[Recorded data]
═══

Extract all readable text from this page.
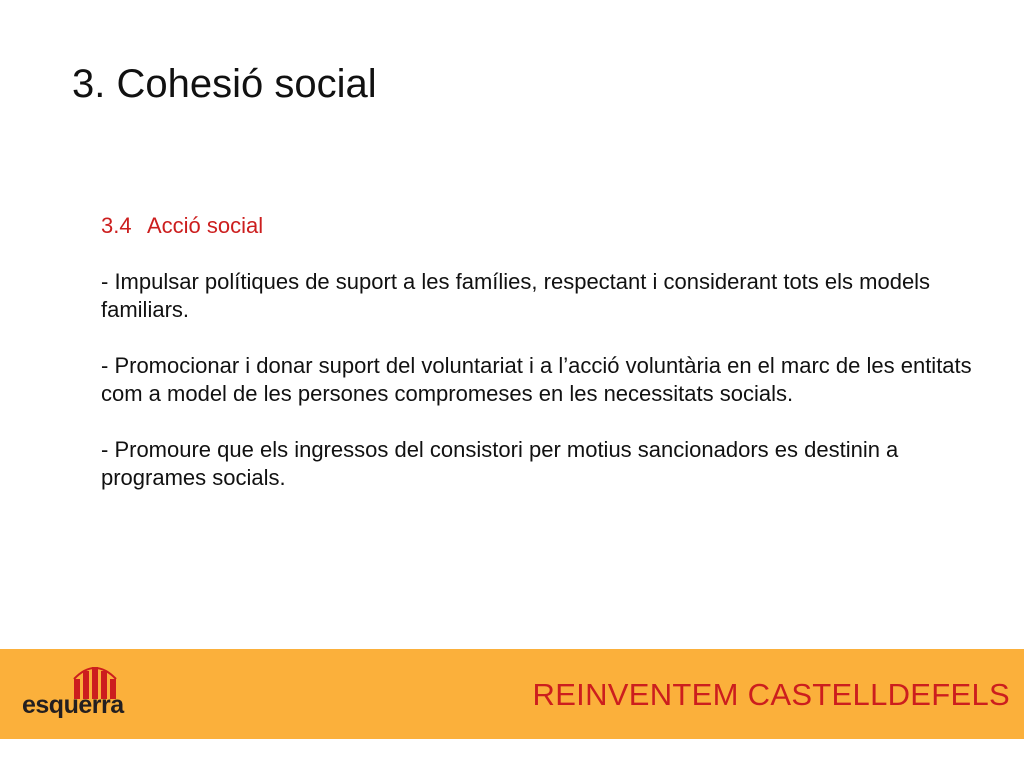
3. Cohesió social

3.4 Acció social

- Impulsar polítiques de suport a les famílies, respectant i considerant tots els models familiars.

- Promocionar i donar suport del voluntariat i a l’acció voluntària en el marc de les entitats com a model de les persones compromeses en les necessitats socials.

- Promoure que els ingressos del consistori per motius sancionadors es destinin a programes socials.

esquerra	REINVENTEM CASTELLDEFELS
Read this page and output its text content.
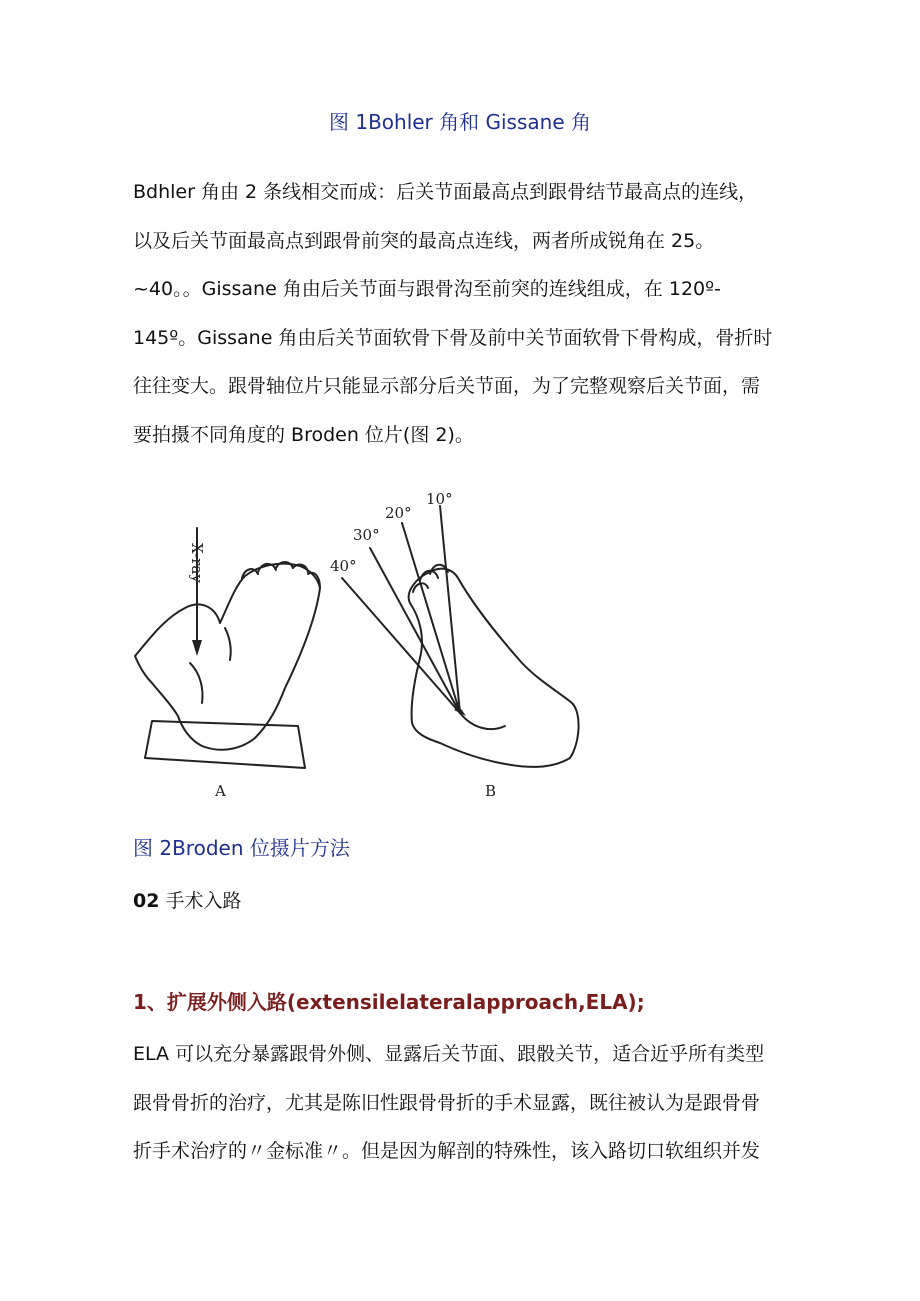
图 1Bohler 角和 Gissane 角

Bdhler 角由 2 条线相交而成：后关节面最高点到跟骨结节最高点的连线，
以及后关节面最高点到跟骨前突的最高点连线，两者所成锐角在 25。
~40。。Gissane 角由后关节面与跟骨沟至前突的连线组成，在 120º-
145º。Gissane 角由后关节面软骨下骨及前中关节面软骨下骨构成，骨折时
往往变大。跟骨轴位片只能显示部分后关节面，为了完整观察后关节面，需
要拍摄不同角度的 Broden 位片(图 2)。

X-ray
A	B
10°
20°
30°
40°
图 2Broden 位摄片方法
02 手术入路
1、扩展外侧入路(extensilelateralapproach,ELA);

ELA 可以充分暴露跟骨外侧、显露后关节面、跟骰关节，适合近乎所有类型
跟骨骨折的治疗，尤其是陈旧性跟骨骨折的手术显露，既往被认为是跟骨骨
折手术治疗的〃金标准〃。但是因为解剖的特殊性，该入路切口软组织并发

═══

§ Work to complete: Write out the data precisely as given, excluding the pictures.

§ Output below:
Extract all readable text from this page.
3. Cohesió social

3.4 Acció social

- Impulsar polítiques de suport a les famílies, respectant i considerant tots els models familiars.

- Promocionar i donar suport del voluntariat i a l’acció voluntària en el marc de les entitats com a model de les persones compromeses en les necessitats socials.

- Promoure que els ingressos del consistori per motius sancionadors es destinin a programes socials.

esquerra	REINVENTEM CASTELLDEFELS
Read this page and output its text content.
图 1Bohler 角和 Gissane 角

Bdhler 角由 2 条线相交而成：后关节面最高点到跟骨结节最高点的连线，
以及后关节面最高点到跟骨前突的最高点连线，两者所成锐角在 25。
~40。。Gissane 角由后关节面与跟骨沟至前突的连线组成，在 120º-
145º。Gissane 角由后关节面软骨下骨及前中关节面软骨下骨构成，骨折时
往往变大。跟骨轴位片只能显示部分后关节面，为了完整观察后关节面，需
要拍摄不同角度的 Broden 位片(图 2)。

X-ray
A	B
10°
20°
30°
40°
图 2Broden 位摄片方法
02 手术入路
1、扩展外侧入路(extensilelateralapproach,ELA);

ELA 可以充分暴露跟骨外侧、显露后关节面、跟骰关节，适合近乎所有类型
跟骨骨折的治疗，尤其是陈旧性跟骨骨折的手术显露，既往被认为是跟骨骨
折手术治疗的〃金标准〃。但是因为解剖的特殊性，该入路切口软组织并发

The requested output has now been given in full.